**Instruction**
Give every line back verbatim, dropping all images.

**Information given**
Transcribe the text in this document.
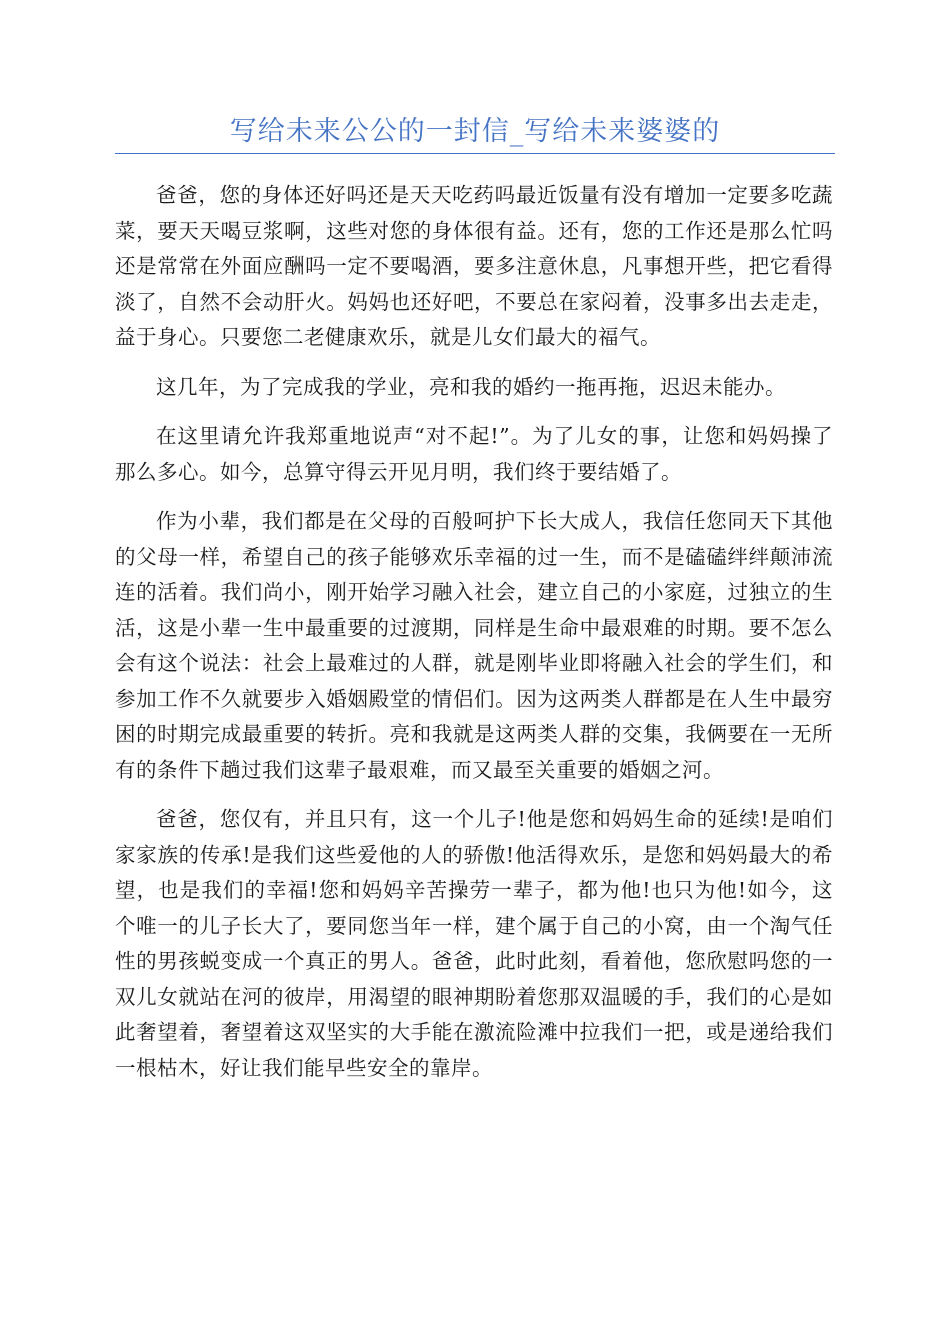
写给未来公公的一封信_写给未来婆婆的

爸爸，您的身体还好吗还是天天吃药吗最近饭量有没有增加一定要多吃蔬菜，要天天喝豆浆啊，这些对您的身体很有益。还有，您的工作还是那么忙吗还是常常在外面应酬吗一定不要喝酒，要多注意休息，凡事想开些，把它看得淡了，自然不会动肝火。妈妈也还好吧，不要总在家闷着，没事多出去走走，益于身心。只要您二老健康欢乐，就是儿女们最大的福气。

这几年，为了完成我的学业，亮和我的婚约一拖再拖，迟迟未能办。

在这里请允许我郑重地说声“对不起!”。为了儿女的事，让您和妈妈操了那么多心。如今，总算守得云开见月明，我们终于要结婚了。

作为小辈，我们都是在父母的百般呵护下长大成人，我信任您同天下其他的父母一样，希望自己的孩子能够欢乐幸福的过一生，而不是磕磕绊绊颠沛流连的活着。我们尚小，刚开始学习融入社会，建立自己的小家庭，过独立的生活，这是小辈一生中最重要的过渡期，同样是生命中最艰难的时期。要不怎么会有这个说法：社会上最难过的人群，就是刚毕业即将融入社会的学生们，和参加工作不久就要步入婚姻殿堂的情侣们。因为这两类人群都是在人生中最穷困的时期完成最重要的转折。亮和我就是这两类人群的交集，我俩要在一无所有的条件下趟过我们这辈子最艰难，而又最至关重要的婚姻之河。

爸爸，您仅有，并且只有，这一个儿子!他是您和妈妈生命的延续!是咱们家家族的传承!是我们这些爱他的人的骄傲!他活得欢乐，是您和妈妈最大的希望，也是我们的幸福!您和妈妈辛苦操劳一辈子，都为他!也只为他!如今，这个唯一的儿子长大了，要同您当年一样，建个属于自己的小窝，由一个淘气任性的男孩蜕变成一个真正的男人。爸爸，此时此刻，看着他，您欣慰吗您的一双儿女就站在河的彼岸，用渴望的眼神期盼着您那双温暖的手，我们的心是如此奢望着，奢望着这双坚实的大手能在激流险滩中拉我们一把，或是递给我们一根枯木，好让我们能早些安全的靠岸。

**Output below**
Transcribe the text in this document.
写给未来公公的一封信_写给未来婆婆的

爸爸，您的身体还好吗还是天天吃药吗最近饭量有没有增加一定要多吃蔬菜，要天天喝豆浆啊，这些对您的身体很有益。还有，您的工作还是那么忙吗还是常常在外面应酬吗一定不要喝酒，要多注意休息，凡事想开些，把它看得淡了，自然不会动肝火。妈妈也还好吧，不要总在家闷着，没事多出去走走，益于身心。只要您二老健康欢乐，就是儿女们最大的福气。

这几年，为了完成我的学业，亮和我的婚约一拖再拖，迟迟未能办。

在这里请允许我郑重地说声“对不起!”。为了儿女的事，让您和妈妈操了那么多心。如今，总算守得云开见月明，我们终于要结婚了。

作为小辈，我们都是在父母的百般呵护下长大成人，我信任您同天下其他的父母一样，希望自己的孩子能够欢乐幸福的过一生，而不是磕磕绊绊颠沛流连的活着。我们尚小，刚开始学习融入社会，建立自己的小家庭，过独立的生活，这是小辈一生中最重要的过渡期，同样是生命中最艰难的时期。要不怎么会有这个说法：社会上最难过的人群，就是刚毕业即将融入社会的学生们，和参加工作不久就要步入婚姻殿堂的情侣们。因为这两类人群都是在人生中最穷困的时期完成最重要的转折。亮和我就是这两类人群的交集，我俩要在一无所有的条件下趟过我们这辈子最艰难，而又最至关重要的婚姻之河。

爸爸，您仅有，并且只有，这一个儿子!他是您和妈妈生命的延续!是咱们家家族的传承!是我们这些爱他的人的骄傲!他活得欢乐，是您和妈妈最大的希望，也是我们的幸福!您和妈妈辛苦操劳一辈子，都为他!也只为他!如今，这个唯一的儿子长大了，要同您当年一样，建个属于自己的小窝，由一个淘气任性的男孩蜕变成一个真正的男人。爸爸，此时此刻，看着他，您欣慰吗您的一双儿女就站在河的彼岸，用渴望的眼神期盼着您那双温暖的手，我们的心是如此奢望着，奢望着这双坚实的大手能在激流险滩中拉我们一把，或是递给我们一根枯木，好让我们能早些安全的靠岸。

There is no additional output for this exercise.